Data supplied ▸

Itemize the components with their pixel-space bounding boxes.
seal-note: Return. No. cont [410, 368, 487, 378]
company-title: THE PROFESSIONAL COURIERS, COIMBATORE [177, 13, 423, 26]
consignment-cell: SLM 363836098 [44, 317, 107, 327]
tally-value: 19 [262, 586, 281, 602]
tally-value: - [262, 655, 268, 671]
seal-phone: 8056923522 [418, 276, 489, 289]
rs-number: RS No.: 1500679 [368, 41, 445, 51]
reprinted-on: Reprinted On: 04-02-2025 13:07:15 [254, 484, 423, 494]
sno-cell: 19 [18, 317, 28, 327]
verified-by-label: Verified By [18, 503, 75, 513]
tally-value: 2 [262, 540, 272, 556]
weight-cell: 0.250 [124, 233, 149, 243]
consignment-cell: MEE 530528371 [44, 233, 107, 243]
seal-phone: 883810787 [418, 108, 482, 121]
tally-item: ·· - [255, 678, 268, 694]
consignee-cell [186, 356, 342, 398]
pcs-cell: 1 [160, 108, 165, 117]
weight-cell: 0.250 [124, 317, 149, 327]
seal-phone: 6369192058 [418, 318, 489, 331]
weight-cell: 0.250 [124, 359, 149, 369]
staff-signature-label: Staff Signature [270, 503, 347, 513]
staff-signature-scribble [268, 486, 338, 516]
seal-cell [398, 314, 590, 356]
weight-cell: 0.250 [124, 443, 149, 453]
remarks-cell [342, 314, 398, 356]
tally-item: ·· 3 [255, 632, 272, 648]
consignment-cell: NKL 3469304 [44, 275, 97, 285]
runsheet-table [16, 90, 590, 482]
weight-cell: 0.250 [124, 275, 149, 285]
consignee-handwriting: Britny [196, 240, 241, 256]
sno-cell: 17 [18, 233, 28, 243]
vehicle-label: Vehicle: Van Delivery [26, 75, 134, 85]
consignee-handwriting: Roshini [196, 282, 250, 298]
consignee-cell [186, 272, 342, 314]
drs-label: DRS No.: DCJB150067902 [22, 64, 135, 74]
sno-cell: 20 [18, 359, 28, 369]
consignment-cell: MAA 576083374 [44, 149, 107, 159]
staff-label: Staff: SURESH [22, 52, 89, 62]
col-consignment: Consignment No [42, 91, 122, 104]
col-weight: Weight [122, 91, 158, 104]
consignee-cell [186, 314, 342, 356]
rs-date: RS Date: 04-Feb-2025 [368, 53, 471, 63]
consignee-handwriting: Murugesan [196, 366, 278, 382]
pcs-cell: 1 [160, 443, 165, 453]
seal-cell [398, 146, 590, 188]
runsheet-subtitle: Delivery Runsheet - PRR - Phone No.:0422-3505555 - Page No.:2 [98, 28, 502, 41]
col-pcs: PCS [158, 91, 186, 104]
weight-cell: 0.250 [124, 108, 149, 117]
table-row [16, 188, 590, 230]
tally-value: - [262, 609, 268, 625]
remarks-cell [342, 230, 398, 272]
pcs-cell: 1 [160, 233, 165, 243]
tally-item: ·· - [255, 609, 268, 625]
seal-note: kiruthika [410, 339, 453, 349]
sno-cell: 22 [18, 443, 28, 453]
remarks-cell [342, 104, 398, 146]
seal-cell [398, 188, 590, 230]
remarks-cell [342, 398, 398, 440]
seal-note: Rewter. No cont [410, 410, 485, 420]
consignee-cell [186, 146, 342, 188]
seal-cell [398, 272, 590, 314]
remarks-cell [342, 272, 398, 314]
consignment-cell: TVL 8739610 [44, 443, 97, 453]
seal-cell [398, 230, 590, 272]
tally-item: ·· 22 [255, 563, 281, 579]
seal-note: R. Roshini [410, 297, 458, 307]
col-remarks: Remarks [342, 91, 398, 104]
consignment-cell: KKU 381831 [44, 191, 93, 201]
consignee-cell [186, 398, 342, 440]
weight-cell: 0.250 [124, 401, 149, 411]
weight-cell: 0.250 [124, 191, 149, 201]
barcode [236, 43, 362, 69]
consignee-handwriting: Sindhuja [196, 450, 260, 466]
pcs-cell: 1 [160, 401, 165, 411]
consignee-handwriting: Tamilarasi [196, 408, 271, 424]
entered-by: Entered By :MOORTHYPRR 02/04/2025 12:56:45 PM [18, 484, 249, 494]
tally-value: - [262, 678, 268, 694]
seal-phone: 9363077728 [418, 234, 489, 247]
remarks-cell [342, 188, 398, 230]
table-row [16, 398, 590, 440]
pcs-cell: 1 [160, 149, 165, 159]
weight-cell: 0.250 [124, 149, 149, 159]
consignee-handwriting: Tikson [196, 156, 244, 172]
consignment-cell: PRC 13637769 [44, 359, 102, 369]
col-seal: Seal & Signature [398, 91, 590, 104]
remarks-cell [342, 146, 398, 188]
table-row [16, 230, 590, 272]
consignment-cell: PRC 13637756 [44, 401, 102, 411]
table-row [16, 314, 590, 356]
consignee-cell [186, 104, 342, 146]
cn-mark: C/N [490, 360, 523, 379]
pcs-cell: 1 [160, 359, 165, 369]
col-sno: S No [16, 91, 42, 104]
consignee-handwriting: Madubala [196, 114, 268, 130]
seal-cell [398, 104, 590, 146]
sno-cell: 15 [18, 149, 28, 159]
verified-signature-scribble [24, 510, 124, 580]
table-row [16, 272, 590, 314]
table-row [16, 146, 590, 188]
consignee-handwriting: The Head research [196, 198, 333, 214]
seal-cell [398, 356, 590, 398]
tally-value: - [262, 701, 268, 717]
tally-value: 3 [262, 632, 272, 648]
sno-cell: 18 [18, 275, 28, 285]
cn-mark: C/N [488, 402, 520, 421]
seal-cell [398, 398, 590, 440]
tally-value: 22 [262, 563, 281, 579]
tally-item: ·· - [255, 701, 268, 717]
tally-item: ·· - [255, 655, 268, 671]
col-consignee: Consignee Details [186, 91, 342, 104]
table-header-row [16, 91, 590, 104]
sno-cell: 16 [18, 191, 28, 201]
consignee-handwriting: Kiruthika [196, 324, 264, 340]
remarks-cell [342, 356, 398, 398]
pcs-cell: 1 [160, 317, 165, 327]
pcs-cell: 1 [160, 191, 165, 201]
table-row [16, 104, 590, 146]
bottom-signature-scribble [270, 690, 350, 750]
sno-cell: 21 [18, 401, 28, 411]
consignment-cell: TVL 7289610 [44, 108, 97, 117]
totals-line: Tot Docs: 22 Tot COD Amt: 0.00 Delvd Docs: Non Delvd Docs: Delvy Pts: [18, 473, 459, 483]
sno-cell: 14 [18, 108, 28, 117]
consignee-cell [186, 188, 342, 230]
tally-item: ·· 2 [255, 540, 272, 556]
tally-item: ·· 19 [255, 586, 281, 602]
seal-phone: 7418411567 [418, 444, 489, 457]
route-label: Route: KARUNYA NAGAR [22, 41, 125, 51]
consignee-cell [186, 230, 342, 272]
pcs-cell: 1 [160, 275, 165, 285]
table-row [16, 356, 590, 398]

What you are asked to do ▸
List everything from the start of the entries down to the line containing "rs-number: RS No.: 1500679 [368, 41, 445, 51]" as a numbered list, leaving out blank lines.

Task answer ▸
1. Itemize the components with their pixel-space bounding boxes.
2. seal-note: Return. No. cont [410, 368, 487, 378]
3. company-title: THE PROFESSIONAL COURIERS, COIMBATORE [177, 13, 423, 26]
4. consignment-cell: SLM 363836098 [44, 317, 107, 327]
5. tally-value: 19 [262, 586, 281, 602]
6. tally-value: - [262, 655, 268, 671]
7. seal-phone: 8056923522 [418, 276, 489, 289]
8. rs-number: RS No.: 1500679 [368, 41, 445, 51]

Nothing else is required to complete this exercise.